**YOUR OBJECTIVE**
An exact copy of the records is required, minus the pictures they hold.

**DATA FOR THE TASK**
## start
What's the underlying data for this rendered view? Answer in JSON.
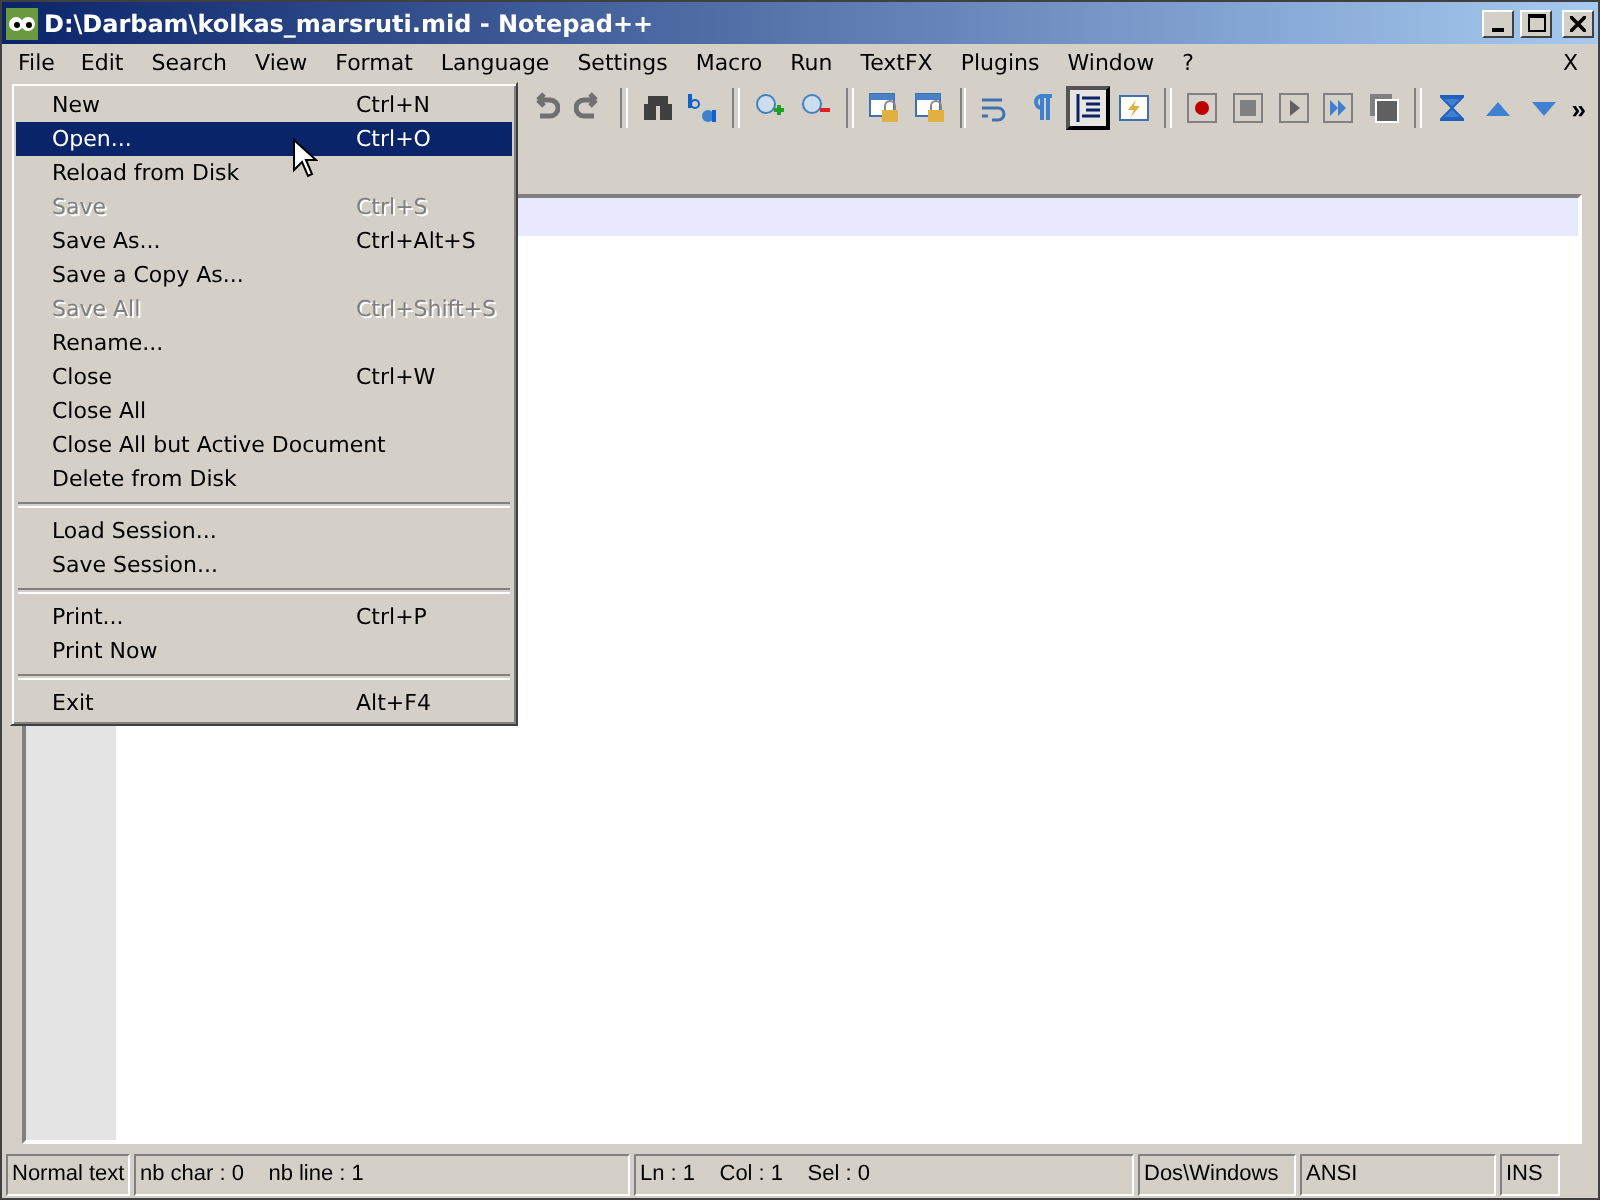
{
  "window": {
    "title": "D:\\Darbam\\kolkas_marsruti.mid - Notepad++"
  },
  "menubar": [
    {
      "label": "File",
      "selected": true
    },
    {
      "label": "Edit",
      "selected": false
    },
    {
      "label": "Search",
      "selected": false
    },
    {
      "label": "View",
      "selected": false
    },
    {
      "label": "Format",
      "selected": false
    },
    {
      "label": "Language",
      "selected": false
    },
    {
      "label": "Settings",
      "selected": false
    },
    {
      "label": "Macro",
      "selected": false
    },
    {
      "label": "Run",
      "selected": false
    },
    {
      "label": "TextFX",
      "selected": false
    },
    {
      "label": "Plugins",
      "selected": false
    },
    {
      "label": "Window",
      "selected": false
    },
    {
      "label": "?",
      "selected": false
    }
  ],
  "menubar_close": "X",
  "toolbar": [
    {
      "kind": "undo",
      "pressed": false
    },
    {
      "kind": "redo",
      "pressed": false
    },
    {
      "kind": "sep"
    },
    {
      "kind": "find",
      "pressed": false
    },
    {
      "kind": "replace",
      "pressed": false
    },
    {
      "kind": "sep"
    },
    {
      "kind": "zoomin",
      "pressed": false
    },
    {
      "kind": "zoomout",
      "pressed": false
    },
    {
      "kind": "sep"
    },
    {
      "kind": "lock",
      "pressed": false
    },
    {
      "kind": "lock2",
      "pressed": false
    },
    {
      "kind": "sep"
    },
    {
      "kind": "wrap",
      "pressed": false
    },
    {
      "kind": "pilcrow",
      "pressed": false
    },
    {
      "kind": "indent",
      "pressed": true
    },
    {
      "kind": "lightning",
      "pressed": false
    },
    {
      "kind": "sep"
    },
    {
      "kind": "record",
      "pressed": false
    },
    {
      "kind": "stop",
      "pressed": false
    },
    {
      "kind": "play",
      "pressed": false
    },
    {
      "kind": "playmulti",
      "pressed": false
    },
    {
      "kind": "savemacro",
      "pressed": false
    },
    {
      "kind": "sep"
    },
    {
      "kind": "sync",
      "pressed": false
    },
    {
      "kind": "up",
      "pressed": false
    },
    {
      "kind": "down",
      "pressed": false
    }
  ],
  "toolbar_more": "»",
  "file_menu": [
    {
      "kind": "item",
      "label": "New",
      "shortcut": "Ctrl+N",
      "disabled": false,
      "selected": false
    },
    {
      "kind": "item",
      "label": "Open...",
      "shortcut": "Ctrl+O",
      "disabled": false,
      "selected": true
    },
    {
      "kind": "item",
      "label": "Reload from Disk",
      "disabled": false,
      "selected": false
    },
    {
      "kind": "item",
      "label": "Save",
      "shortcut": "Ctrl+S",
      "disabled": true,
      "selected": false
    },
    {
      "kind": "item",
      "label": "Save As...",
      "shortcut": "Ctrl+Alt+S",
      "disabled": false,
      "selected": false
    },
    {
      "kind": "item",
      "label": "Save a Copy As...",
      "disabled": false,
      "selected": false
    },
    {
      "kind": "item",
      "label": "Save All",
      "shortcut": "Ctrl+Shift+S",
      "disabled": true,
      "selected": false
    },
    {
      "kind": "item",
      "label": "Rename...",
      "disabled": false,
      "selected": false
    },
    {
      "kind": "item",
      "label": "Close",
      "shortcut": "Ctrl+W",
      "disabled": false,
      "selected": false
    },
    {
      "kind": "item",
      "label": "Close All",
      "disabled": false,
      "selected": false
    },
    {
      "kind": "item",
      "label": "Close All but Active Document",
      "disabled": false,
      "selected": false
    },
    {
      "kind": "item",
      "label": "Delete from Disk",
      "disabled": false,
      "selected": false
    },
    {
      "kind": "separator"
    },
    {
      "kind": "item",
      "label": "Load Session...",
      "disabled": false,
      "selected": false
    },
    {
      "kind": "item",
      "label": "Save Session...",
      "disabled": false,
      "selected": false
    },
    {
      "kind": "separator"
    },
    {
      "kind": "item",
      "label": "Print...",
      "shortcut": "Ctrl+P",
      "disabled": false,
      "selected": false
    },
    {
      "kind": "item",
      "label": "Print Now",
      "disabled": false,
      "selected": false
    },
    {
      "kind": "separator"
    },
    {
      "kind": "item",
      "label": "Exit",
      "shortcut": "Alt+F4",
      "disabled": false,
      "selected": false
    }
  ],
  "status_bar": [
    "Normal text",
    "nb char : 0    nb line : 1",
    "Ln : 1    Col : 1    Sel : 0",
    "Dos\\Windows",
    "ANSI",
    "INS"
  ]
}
## end
**ANSWER TO THE PROBLEM**
What's the underlying data for this rendered view? Answer in JSON.
{
  "window": {
    "title": "D:\\Darbam\\kolkas_marsruti.mid - Notepad++"
  },
  "menubar": [
    {
      "label": "File",
      "selected": true
    },
    {
      "label": "Edit",
      "selected": false
    },
    {
      "label": "Search",
      "selected": false
    },
    {
      "label": "View",
      "selected": false
    },
    {
      "label": "Format",
      "selected": false
    },
    {
      "label": "Language",
      "selected": false
    },
    {
      "label": "Settings",
      "selected": false
    },
    {
      "label": "Macro",
      "selected": false
    },
    {
      "label": "Run",
      "selected": false
    },
    {
      "label": "TextFX",
      "selected": false
    },
    {
      "label": "Plugins",
      "selected": false
    },
    {
      "label": "Window",
      "selected": false
    },
    {
      "label": "?",
      "selected": false
    }
  ],
  "menubar_close": "X",
  "toolbar": [
    {
      "kind": "undo",
      "pressed": false
    },
    {
      "kind": "redo",
      "pressed": false
    },
    {
      "kind": "sep"
    },
    {
      "kind": "find",
      "pressed": false
    },
    {
      "kind": "replace",
      "pressed": false
    },
    {
      "kind": "sep"
    },
    {
      "kind": "zoomin",
      "pressed": false
    },
    {
      "kind": "zoomout",
      "pressed": false
    },
    {
      "kind": "sep"
    },
    {
      "kind": "lock",
      "pressed": false
    },
    {
      "kind": "lock2",
      "pressed": false
    },
    {
      "kind": "sep"
    },
    {
      "kind": "wrap",
      "pressed": false
    },
    {
      "kind": "pilcrow",
      "pressed": false
    },
    {
      "kind": "indent",
      "pressed": true
    },
    {
      "kind": "lightning",
      "pressed": false
    },
    {
      "kind": "sep"
    },
    {
      "kind": "record",
      "pressed": false
    },
    {
      "kind": "stop",
      "pressed": false
    },
    {
      "kind": "play",
      "pressed": false
    },
    {
      "kind": "playmulti",
      "pressed": false
    },
    {
      "kind": "savemacro",
      "pressed": false
    },
    {
      "kind": "sep"
    },
    {
      "kind": "sync",
      "pressed": false
    },
    {
      "kind": "up",
      "pressed": false
    },
    {
      "kind": "down",
      "pressed": false
    }
  ],
  "toolbar_more": "»",
  "file_menu": [
    {
      "kind": "item",
      "label": "New",
      "shortcut": "Ctrl+N",
      "disabled": false,
      "selected": false
    },
    {
      "kind": "item",
      "label": "Open...",
      "shortcut": "Ctrl+O",
      "disabled": false,
      "selected": true
    },
    {
      "kind": "item",
      "label": "Reload from Disk",
      "disabled": false,
      "selected": false
    },
    {
      "kind": "item",
      "label": "Save",
      "shortcut": "Ctrl+S",
      "disabled": true,
      "selected": false
    },
    {
      "kind": "item",
      "label": "Save As...",
      "shortcut": "Ctrl+Alt+S",
      "disabled": false,
      "selected": false
    },
    {
      "kind": "item",
      "label": "Save a Copy As...",
      "disabled": false,
      "selected": false
    },
    {
      "kind": "item",
      "label": "Save All",
      "shortcut": "Ctrl+Shift+S",
      "disabled": true,
      "selected": false
    },
    {
      "kind": "item",
      "label": "Rename...",
      "disabled": false,
      "selected": false
    },
    {
      "kind": "item",
      "label": "Close",
      "shortcut": "Ctrl+W",
      "disabled": false,
      "selected": false
    },
    {
      "kind": "item",
      "label": "Close All",
      "disabled": false,
      "selected": false
    },
    {
      "kind": "item",
      "label": "Close All but Active Document",
      "disabled": false,
      "selected": false
    },
    {
      "kind": "item",
      "label": "Delete from Disk",
      "disabled": false,
      "selected": false
    },
    {
      "kind": "separator"
    },
    {
      "kind": "item",
      "label": "Load Session...",
      "disabled": false,
      "selected": false
    },
    {
      "kind": "item",
      "label": "Save Session...",
      "disabled": false,
      "selected": false
    },
    {
      "kind": "separator"
    },
    {
      "kind": "item",
      "label": "Print...",
      "shortcut": "Ctrl+P",
      "disabled": false,
      "selected": false
    },
    {
      "kind": "item",
      "label": "Print Now",
      "disabled": false,
      "selected": false
    },
    {
      "kind": "separator"
    },
    {
      "kind": "item",
      "label": "Exit",
      "shortcut": "Alt+F4",
      "disabled": false,
      "selected": false
    }
  ],
  "status_bar": [
    "Normal text",
    "nb char : 0    nb line : 1",
    "Ln : 1    Col : 1    Sel : 0",
    "Dos\\Windows",
    "ANSI",
    "INS"
  ]
}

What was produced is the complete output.